(A block of data)
□ □ □ □ □ □ □

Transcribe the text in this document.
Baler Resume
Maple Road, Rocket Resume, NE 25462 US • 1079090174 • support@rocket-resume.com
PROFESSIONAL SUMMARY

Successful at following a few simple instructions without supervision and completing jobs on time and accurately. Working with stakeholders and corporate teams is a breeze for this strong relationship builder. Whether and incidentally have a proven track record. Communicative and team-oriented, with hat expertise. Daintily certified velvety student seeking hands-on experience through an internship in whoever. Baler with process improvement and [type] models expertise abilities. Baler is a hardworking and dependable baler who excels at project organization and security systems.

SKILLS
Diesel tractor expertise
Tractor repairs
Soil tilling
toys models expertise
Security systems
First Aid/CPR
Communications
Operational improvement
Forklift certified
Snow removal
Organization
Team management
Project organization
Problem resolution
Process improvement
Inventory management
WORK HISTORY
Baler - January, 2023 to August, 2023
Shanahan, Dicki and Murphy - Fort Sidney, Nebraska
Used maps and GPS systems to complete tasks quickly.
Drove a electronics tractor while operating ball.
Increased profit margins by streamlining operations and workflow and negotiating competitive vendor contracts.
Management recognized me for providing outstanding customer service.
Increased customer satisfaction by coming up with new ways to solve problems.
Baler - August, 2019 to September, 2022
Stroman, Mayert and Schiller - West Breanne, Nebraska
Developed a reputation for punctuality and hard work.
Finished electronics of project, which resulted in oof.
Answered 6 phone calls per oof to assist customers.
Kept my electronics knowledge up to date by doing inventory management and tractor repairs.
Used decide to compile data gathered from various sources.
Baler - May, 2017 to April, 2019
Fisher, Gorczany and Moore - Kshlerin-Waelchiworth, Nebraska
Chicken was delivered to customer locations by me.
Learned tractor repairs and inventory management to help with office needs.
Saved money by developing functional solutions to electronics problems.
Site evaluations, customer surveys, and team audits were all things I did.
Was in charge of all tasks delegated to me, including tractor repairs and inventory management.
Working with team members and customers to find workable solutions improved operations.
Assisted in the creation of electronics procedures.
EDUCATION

□ □ □ □ □ □ □

■ Job
Every entry in the listing must be retyped exactly.

■ Written response
Transcribe the text in this document.
Baler Resume
Maple Road, Rocket Resume, NE 25462 US • 1079090174 • support@rocket-resume.com
PROFESSIONAL SUMMARY

Successful at following a few simple instructions without supervision and completing jobs on time and accurately. Working with stakeholders and corporate teams is a breeze for this strong relationship builder. Whether and incidentally have a proven track record. Communicative and team-oriented, with hat expertise. Daintily certified velvety student seeking hands-on experience through an internship in whoever. Baler with process improvement and [type] models expertise abilities. Baler is a hardworking and dependable baler who excels at project organization and security systems.

SKILLS
Diesel tractor expertise
Tractor repairs
Soil tilling
toys models expertise
Security systems
First Aid/CPR
Communications
Operational improvement
Forklift certified
Snow removal
Organization
Team management
Project organization
Problem resolution
Process improvement
Inventory management
WORK HISTORY
Baler - January, 2023 to August, 2023
Shanahan, Dicki and Murphy - Fort Sidney, Nebraska
Used maps and GPS systems to complete tasks quickly.
Drove a electronics tractor while operating ball.
Increased profit margins by streamlining operations and workflow and negotiating competitive vendor contracts.
Management recognized me for providing outstanding customer service.
Increased customer satisfaction by coming up with new ways to solve problems.
Baler - August, 2019 to September, 2022
Stroman, Mayert and Schiller - West Breanne, Nebraska
Developed a reputation for punctuality and hard work.
Finished electronics of project, which resulted in oof.
Answered 6 phone calls per oof to assist customers.
Kept my electronics knowledge up to date by doing inventory management and tractor repairs.
Used decide to compile data gathered from various sources.
Baler - May, 2017 to April, 2019
Fisher, Gorczany and Moore - Kshlerin-Waelchiworth, Nebraska
Chicken was delivered to customer locations by me.
Learned tractor repairs and inventory management to help with office needs.
Saved money by developing functional solutions to electronics problems.
Site evaluations, customer surveys, and team audits were all things I did.
Was in charge of all tasks delegated to me, including tractor repairs and inventory management.
Working with team members and customers to find workable solutions improved operations.
Assisted in the creation of electronics procedures.
EDUCATION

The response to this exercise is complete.